# Extracted material start

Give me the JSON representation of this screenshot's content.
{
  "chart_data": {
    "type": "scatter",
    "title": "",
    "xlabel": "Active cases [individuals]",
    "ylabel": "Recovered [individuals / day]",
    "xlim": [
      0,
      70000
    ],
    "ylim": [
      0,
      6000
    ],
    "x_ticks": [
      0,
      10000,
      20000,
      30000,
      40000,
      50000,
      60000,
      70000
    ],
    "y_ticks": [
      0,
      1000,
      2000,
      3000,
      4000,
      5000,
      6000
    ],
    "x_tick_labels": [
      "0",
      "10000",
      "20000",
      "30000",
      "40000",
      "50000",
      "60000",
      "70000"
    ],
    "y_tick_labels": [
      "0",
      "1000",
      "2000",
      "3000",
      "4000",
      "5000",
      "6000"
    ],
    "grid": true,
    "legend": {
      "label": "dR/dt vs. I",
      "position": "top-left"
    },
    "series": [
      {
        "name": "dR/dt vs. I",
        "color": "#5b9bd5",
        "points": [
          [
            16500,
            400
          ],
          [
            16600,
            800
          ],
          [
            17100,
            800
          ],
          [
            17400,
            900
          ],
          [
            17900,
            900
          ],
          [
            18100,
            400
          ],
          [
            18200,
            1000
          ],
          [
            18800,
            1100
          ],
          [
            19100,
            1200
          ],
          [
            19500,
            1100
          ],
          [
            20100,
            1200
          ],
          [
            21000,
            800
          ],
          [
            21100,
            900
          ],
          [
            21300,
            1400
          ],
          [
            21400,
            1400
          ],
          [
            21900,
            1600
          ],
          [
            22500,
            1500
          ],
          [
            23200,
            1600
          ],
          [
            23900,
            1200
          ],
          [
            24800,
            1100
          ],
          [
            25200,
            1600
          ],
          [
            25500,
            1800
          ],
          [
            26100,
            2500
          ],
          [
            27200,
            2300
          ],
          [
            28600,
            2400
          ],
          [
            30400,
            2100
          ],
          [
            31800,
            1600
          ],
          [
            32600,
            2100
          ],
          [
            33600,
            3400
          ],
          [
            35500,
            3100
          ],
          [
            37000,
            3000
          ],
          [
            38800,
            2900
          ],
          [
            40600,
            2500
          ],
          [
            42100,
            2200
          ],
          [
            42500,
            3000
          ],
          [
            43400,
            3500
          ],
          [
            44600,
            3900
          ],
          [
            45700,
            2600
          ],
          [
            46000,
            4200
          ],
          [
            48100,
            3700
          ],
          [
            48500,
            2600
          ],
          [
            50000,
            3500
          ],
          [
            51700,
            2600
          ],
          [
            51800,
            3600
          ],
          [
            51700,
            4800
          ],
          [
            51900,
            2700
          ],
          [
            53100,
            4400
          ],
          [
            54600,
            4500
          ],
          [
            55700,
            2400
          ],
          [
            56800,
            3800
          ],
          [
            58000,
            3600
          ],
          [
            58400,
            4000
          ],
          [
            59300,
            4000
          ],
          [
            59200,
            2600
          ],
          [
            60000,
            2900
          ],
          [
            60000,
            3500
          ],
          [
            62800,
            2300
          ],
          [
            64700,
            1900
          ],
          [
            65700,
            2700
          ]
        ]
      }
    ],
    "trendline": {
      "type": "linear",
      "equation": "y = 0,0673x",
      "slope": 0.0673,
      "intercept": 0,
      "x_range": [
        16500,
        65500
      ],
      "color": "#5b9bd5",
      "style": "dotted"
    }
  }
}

# Extracted material end

Required task
In the records above, locate each line with the word "individuals". Copy all such lines.

Response for this exercise
    "xlabel": "Active cases [individuals]",
    "ylabel": "Recovered [individuals / day]",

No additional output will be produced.